#### [Exercise data]
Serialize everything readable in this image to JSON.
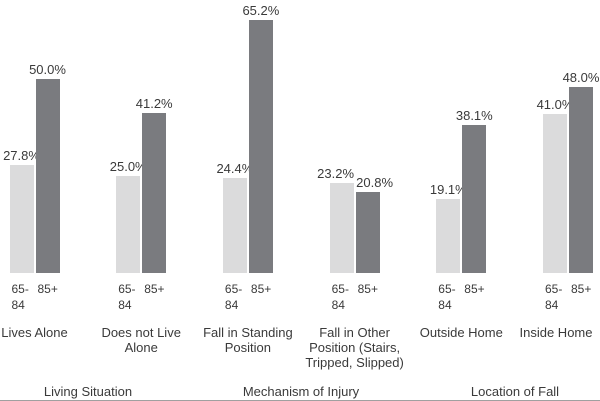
{
  "chart_data": {
    "type": "bar",
    "title": "",
    "categories": [
      "Lives Alone",
      "Does not Live Alone",
      "Fall in Standing Position",
      "Fall in Other Position (Stairs, Tripped, Slipped)",
      "Outside Home",
      "Inside Home"
    ],
    "series": [
      {
        "name": "65-84",
        "tick_label_lines": [
          "65-",
          "84"
        ],
        "color": "#dbdbdc",
        "values": [
          27.8,
          25.0,
          24.4,
          23.2,
          19.1,
          41.0
        ]
      },
      {
        "name": "85+",
        "tick_label_lines": [
          "85+"
        ],
        "color": "#7a7b7f",
        "values": [
          50.0,
          41.2,
          65.2,
          20.8,
          38.1,
          48.0
        ]
      }
    ],
    "groups": [
      {
        "label": "Living Situation",
        "category_indexes": [
          0,
          1
        ]
      },
      {
        "label": "Mechanism of Injury",
        "category_indexes": [
          2,
          3
        ]
      },
      {
        "label": "Location of Fall",
        "category_indexes": [
          4,
          5
        ]
      }
    ],
    "value_suffix": "%",
    "data_labels": true,
    "ylim": [
      0,
      70
    ],
    "grid": false,
    "legend": "none",
    "text_color": "#3a3a3a",
    "bar_colors": {
      "age_65_84": "#dbdbdc",
      "age_85_plus": "#7a7b7f"
    }
  }
}
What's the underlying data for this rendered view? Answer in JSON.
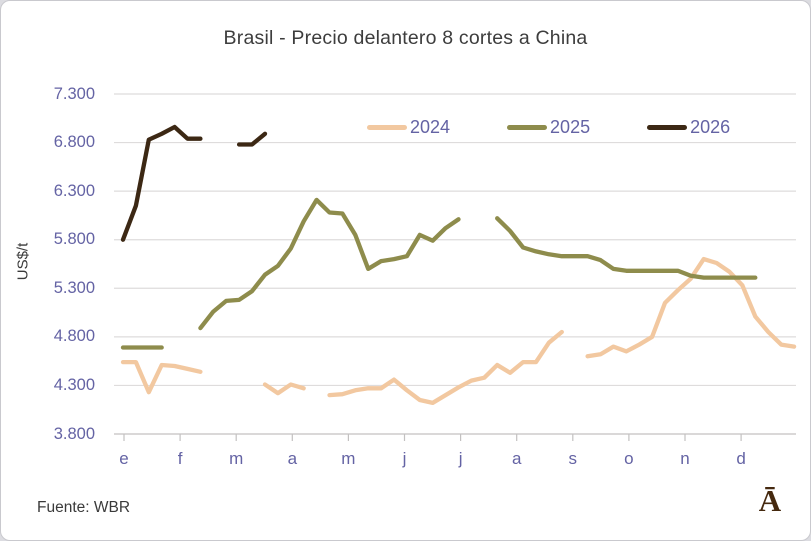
{
  "title": "Brasil - Precio delantero 8 cortes a China",
  "source": "Fuente: WBR",
  "logo": "Ā",
  "colors": {
    "title_text": "#3d3d3d",
    "axis_text": "#6463a4",
    "gridline": "#dedcdc",
    "axis_line": "#c3c1c1",
    "logo": "#45290f",
    "series_2024": "#f2c8a0",
    "series_2025": "#8e8c4c",
    "series_2026": "#3c2814"
  },
  "chart_data": {
    "type": "line",
    "title": "Brasil - Precio delantero 8 cortes a China",
    "xlabel": "",
    "ylabel": "US$/t",
    "ylim": [
      3800,
      7300
    ],
    "grid": "horizontal",
    "legend_position": "top-inside",
    "x_unit": "week of year (0-52)",
    "y_ticks": [
      7300,
      6800,
      6300,
      5800,
      5300,
      4800,
      4300,
      3800
    ],
    "y_tick_labels": [
      "7.300",
      "6.800",
      "6.300",
      "5.800",
      "5.300",
      "4.800",
      "4.300",
      "3.800"
    ],
    "x_tick_labels": [
      "e",
      "f",
      "m",
      "a",
      "m",
      "j",
      "j",
      "a",
      "s",
      "o",
      "n",
      "d"
    ],
    "series": [
      {
        "name": "2024",
        "color": "#f2c8a0",
        "segments": [
          [
            [
              0,
              4540
            ],
            [
              1,
              4540
            ],
            [
              2,
              4230
            ],
            [
              3,
              4510
            ],
            [
              4,
              4500
            ],
            [
              5,
              4470
            ],
            [
              6,
              4440
            ]
          ],
          [
            [
              11,
              4310
            ],
            [
              12,
              4220
            ],
            [
              13,
              4310
            ],
            [
              14,
              4270
            ]
          ],
          [
            [
              16,
              4200
            ],
            [
              17,
              4210
            ],
            [
              18,
              4250
            ],
            [
              19,
              4270
            ],
            [
              20,
              4270
            ],
            [
              21,
              4360
            ],
            [
              22,
              4250
            ],
            [
              23,
              4150
            ],
            [
              24,
              4120
            ],
            [
              25,
              4200
            ],
            [
              26,
              4280
            ],
            [
              27,
              4350
            ],
            [
              28,
              4380
            ],
            [
              29,
              4510
            ],
            [
              30,
              4430
            ],
            [
              31,
              4540
            ],
            [
              32,
              4540
            ],
            [
              33,
              4740
            ],
            [
              34,
              4850
            ]
          ],
          [
            [
              36,
              4600
            ],
            [
              37,
              4620
            ],
            [
              38,
              4700
            ],
            [
              39,
              4650
            ],
            [
              40,
              4720
            ],
            [
              41,
              4800
            ],
            [
              42,
              5150
            ],
            [
              43,
              5280
            ],
            [
              44,
              5400
            ],
            [
              45,
              5600
            ],
            [
              46,
              5560
            ],
            [
              47,
              5470
            ],
            [
              48,
              5330
            ],
            [
              49,
              5010
            ],
            [
              50,
              4850
            ],
            [
              51,
              4720
            ],
            [
              52,
              4700
            ]
          ]
        ]
      },
      {
        "name": "2025",
        "color": "#8e8c4c",
        "segments": [
          [
            [
              0,
              4690
            ],
            [
              1,
              4690
            ],
            [
              2,
              4690
            ],
            [
              3,
              4690
            ]
          ],
          [
            [
              6,
              4890
            ],
            [
              7,
              5060
            ],
            [
              8,
              5170
            ],
            [
              9,
              5180
            ],
            [
              10,
              5270
            ],
            [
              11,
              5440
            ],
            [
              12,
              5530
            ],
            [
              13,
              5710
            ],
            [
              14,
              5990
            ],
            [
              15,
              6210
            ],
            [
              16,
              6080
            ],
            [
              17,
              6070
            ],
            [
              18,
              5850
            ],
            [
              19,
              5500
            ],
            [
              20,
              5580
            ],
            [
              21,
              5600
            ],
            [
              22,
              5630
            ],
            [
              23,
              5850
            ],
            [
              24,
              5790
            ],
            [
              25,
              5920
            ],
            [
              26,
              6010
            ]
          ],
          [
            [
              29,
              6020
            ],
            [
              30,
              5890
            ],
            [
              31,
              5720
            ],
            [
              32,
              5680
            ],
            [
              33,
              5650
            ],
            [
              34,
              5630
            ],
            [
              35,
              5630
            ],
            [
              36,
              5630
            ],
            [
              37,
              5590
            ],
            [
              38,
              5500
            ],
            [
              39,
              5480
            ],
            [
              40,
              5480
            ],
            [
              41,
              5480
            ],
            [
              42,
              5480
            ],
            [
              43,
              5480
            ],
            [
              44,
              5430
            ],
            [
              45,
              5410
            ],
            [
              46,
              5410
            ],
            [
              47,
              5410
            ],
            [
              48,
              5410
            ],
            [
              49,
              5410
            ]
          ]
        ]
      },
      {
        "name": "2026",
        "color": "#3c2814",
        "segments": [
          [
            [
              0,
              5800
            ],
            [
              1,
              6150
            ],
            [
              2,
              6830
            ],
            [
              3,
              6890
            ],
            [
              4,
              6960
            ],
            [
              5,
              6840
            ],
            [
              6,
              6840
            ]
          ],
          [
            [
              9,
              6780
            ],
            [
              10,
              6780
            ],
            [
              11,
              6890
            ]
          ]
        ]
      }
    ]
  }
}
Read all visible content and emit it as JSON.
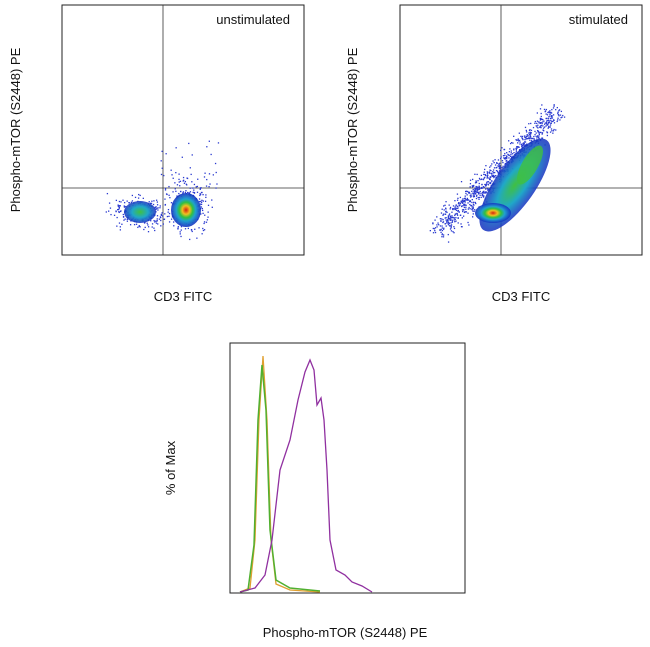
{
  "panels": [
    {
      "label": "unstimulated",
      "x_axis_label": "CD3 FITC",
      "y_axis_label": "Phospho-mTOR (S2448) PE"
    },
    {
      "label": "stimulated",
      "x_axis_label": "CD3 FITC",
      "y_axis_label": "Phospho-mTOR (S2448) PE"
    }
  ],
  "histogram": {
    "x_axis_label": "Phospho-mTOR (S2448) PE",
    "y_axis_label": "% of Max"
  }
}
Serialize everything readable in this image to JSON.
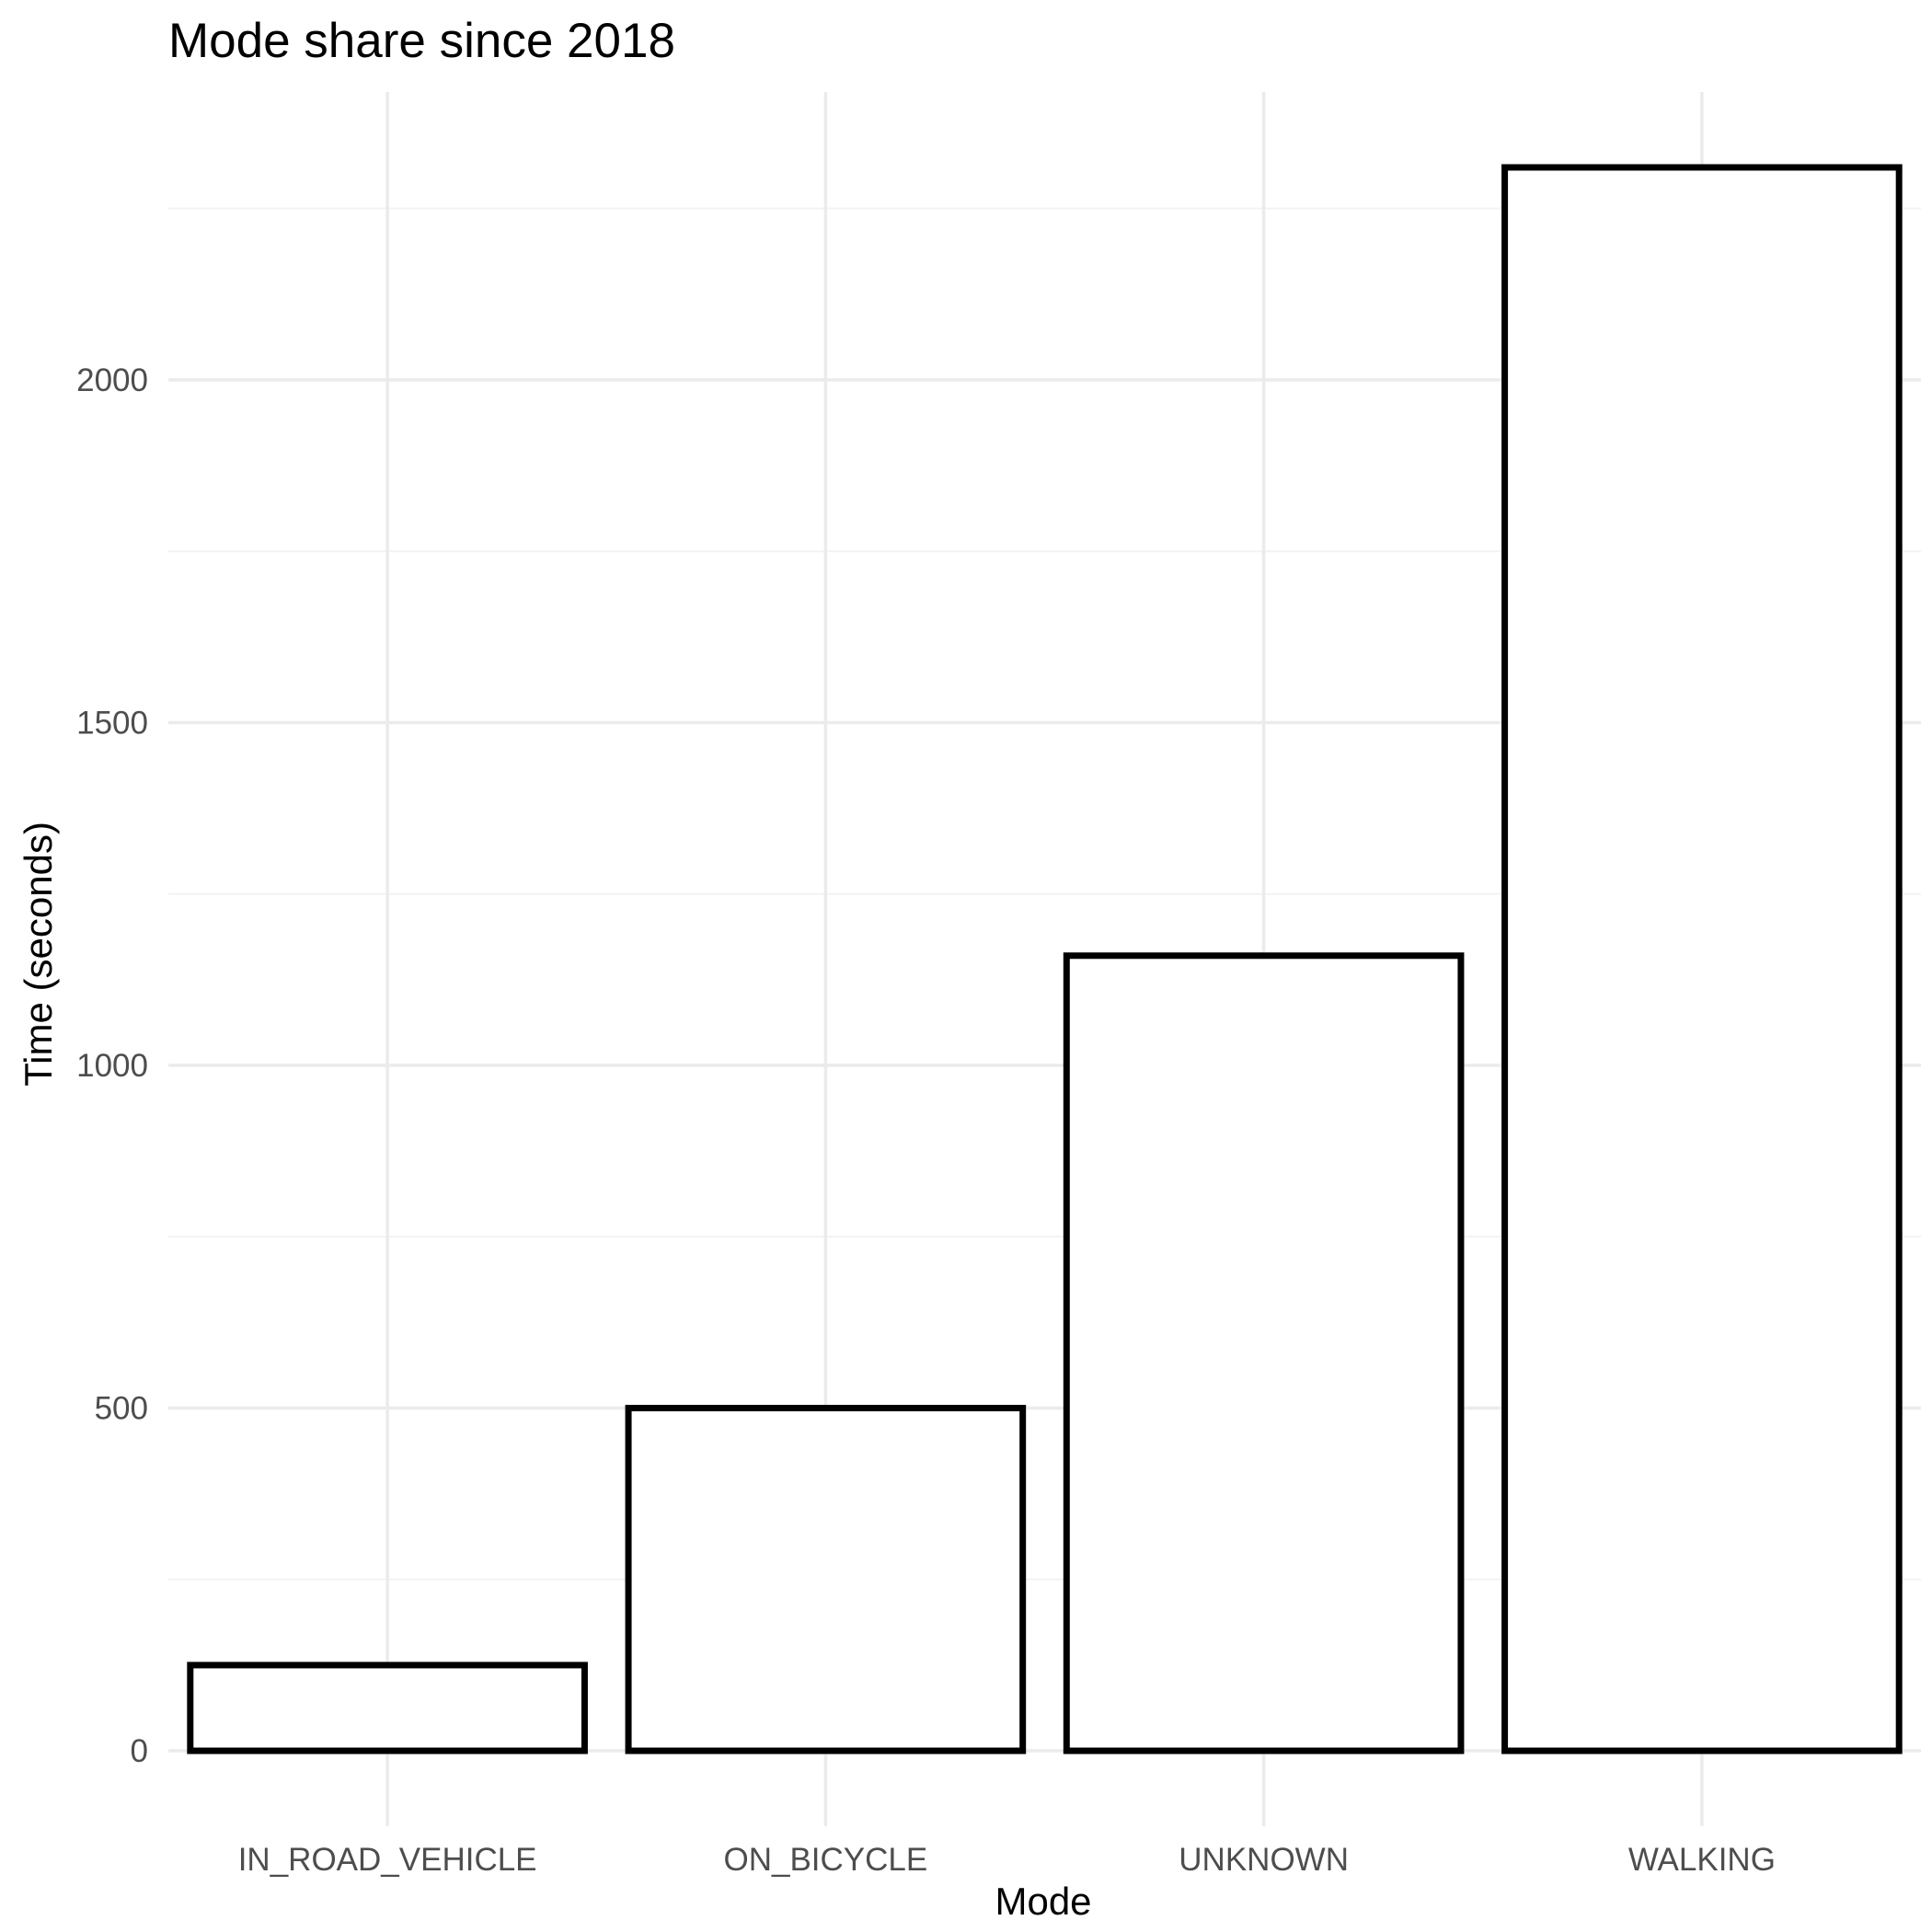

#### [Short exercise]
Using the records above, output their complete text exactly, minus any images.

#### [Worked solution]
Serialize everything readable in this image to JSON.
{
  "chart_data": {
    "type": "bar",
    "title": "",
    "categories": [
      "Lives Alone",
      "Does not Live Alone",
      "Fall in Standing Position",
      "Fall in Other Position (Stairs, Tripped, Slipped)",
      "Outside Home",
      "Inside Home"
    ],
    "series": [
      {
        "name": "65-84",
        "tick_label_lines": [
          "65-",
          "84"
        ],
        "color": "#dbdbdc",
        "values": [
          27.8,
          25.0,
          24.4,
          23.2,
          19.1,
          41.0
        ]
      },
      {
        "name": "85+",
        "tick_label_lines": [
          "85+"
        ],
        "color": "#7a7b7f",
        "values": [
          50.0,
          41.2,
          65.2,
          20.8,
          38.1,
          48.0
        ]
      }
    ],
    "groups": [
      {
        "label": "Living Situation",
        "category_indexes": [
          0,
          1
        ]
      },
      {
        "label": "Mechanism of Injury",
        "category_indexes": [
          2,
          3
        ]
      },
      {
        "label": "Location of Fall",
        "category_indexes": [
          4,
          5
        ]
      }
    ],
    "value_suffix": "%",
    "data_labels": true,
    "ylim": [
      0,
      70
    ],
    "grid": false,
    "legend": "none",
    "text_color": "#3a3a3a",
    "bar_colors": {
      "age_65_84": "#dbdbdc",
      "age_85_plus": "#7a7b7f"
    }
  }
}
What's the underlying data for this rendered view? Answer in JSON.
{
  "title": "Brasil - Precio delantero 8 cortes a China",
  "source": "Fuente: WBR",
  "logo": "Ā",
  "colors": {
    "title_text": "#3d3d3d",
    "axis_text": "#6463a4",
    "gridline": "#dedcdc",
    "axis_line": "#c3c1c1",
    "logo": "#45290f",
    "series_2024": "#f2c8a0",
    "series_2025": "#8e8c4c",
    "series_2026": "#3c2814"
  },
  "chart_data": {
    "type": "line",
    "title": "Brasil - Precio delantero 8 cortes a China",
    "xlabel": "",
    "ylabel": "US$/t",
    "ylim": [
      3800,
      7300
    ],
    "grid": "horizontal",
    "legend_position": "top-inside",
    "x_unit": "week of year (0-52)",
    "y_ticks": [
      7300,
      6800,
      6300,
      5800,
      5300,
      4800,
      4300,
      3800
    ],
    "y_tick_labels": [
      "7.300",
      "6.800",
      "6.300",
      "5.800",
      "5.300",
      "4.800",
      "4.300",
      "3.800"
    ],
    "x_tick_labels": [
      "e",
      "f",
      "m",
      "a",
      "m",
      "j",
      "j",
      "a",
      "s",
      "o",
      "n",
      "d"
    ],
    "series": [
      {
        "name": "2024",
        "color": "#f2c8a0",
        "segments": [
          [
            [
              0,
              4540
            ],
            [
              1,
              4540
            ],
            [
              2,
              4230
            ],
            [
              3,
              4510
            ],
            [
              4,
              4500
            ],
            [
              5,
              4470
            ],
            [
              6,
              4440
            ]
          ],
          [
            [
              11,
              4310
            ],
            [
              12,
              4220
            ],
            [
              13,
              4310
            ],
            [
              14,
              4270
            ]
          ],
          [
            [
              16,
              4200
            ],
            [
              17,
              4210
            ],
            [
              18,
              4250
            ],
            [
              19,
              4270
            ],
            [
              20,
              4270
            ],
            [
              21,
              4360
            ],
            [
              22,
              4250
            ],
            [
              23,
              4150
            ],
            [
              24,
              4120
            ],
            [
              25,
              4200
            ],
            [
              26,
              4280
            ],
            [
              27,
              4350
            ],
            [
              28,
              4380
            ],
            [
              29,
              4510
            ],
            [
              30,
              4430
            ],
            [
              31,
              4540
            ],
            [
              32,
              4540
            ],
            [
              33,
              4740
            ],
            [
              34,
              4850
            ]
          ],
          [
            [
              36,
              4600
            ],
            [
              37,
              4620
            ],
            [
              38,
              4700
            ],
            [
              39,
              4650
            ],
            [
              40,
              4720
            ],
            [
              41,
              4800
            ],
            [
              42,
              5150
            ],
            [
              43,
              5280
            ],
            [
              44,
              5400
            ],
            [
              45,
              5600
            ],
            [
              46,
              5560
            ],
            [
              47,
              5470
            ],
            [
              48,
              5330
            ],
            [
              49,
              5010
            ],
            [
              50,
              4850
            ],
            [
              51,
              4720
            ],
            [
              52,
              4700
            ]
          ]
        ]
      },
      {
        "name": "2025",
        "color": "#8e8c4c",
        "segments": [
          [
            [
              0,
              4690
            ],
            [
              1,
              4690
            ],
            [
              2,
              4690
            ],
            [
              3,
              4690
            ]
          ],
          [
            [
              6,
              4890
            ],
            [
              7,
              5060
            ],
            [
              8,
              5170
            ],
            [
              9,
              5180
            ],
            [
              10,
              5270
            ],
            [
              11,
              5440
            ],
            [
              12,
              5530
            ],
            [
              13,
              5710
            ],
            [
              14,
              5990
            ],
            [
              15,
              6210
            ],
            [
              16,
              6080
            ],
            [
              17,
              6070
            ],
            [
              18,
              5850
            ],
            [
              19,
              5500
            ],
            [
              20,
              5580
            ],
            [
              21,
              5600
            ],
            [
              22,
              5630
            ],
            [
              23,
              5850
            ],
            [
              24,
              5790
            ],
            [
              25,
              5920
            ],
            [
              26,
              6010
            ]
          ],
          [
            [
              29,
              6020
            ],
            [
              30,
              5890
            ],
            [
              31,
              5720
            ],
            [
              32,
              5680
            ],
            [
              33,
              5650
            ],
            [
              34,
              5630
            ],
            [
              35,
              5630
            ],
            [
              36,
              5630
            ],
            [
              37,
              5590
            ],
            [
              38,
              5500
            ],
            [
              39,
              5480
            ],
            [
              40,
              5480
            ],
            [
              41,
              5480
            ],
            [
              42,
              5480
            ],
            [
              43,
              5480
            ],
            [
              44,
              5430
            ],
            [
              45,
              5410
            ],
            [
              46,
              5410
            ],
            [
              47,
              5410
            ],
            [
              48,
              5410
            ],
            [
              49,
              5410
            ]
          ]
        ]
      },
      {
        "name": "2026",
        "color": "#3c2814",
        "segments": [
          [
            [
              0,
              5800
            ],
            [
              1,
              6150
            ],
            [
              2,
              6830
            ],
            [
              3,
              6890
            ],
            [
              4,
              6960
            ],
            [
              5,
              6840
            ],
            [
              6,
              6840
            ]
          ],
          [
            [
              9,
              6780
            ],
            [
              10,
              6780
            ],
            [
              11,
              6890
            ]
          ]
        ]
      }
    ]
  }
}
Read all visible content and emit it as JSON.
{
  "panels": [
    {
      "label": "unstimulated",
      "x_axis_label": "CD3 FITC",
      "y_axis_label": "Phospho-mTOR (S2448) PE"
    },
    {
      "label": "stimulated",
      "x_axis_label": "CD3 FITC",
      "y_axis_label": "Phospho-mTOR (S2448) PE"
    }
  ],
  "histogram": {
    "x_axis_label": "Phospho-mTOR (S2448) PE",
    "y_axis_label": "% of Max"
  }
}
Serialize everything readable in this image to JSON.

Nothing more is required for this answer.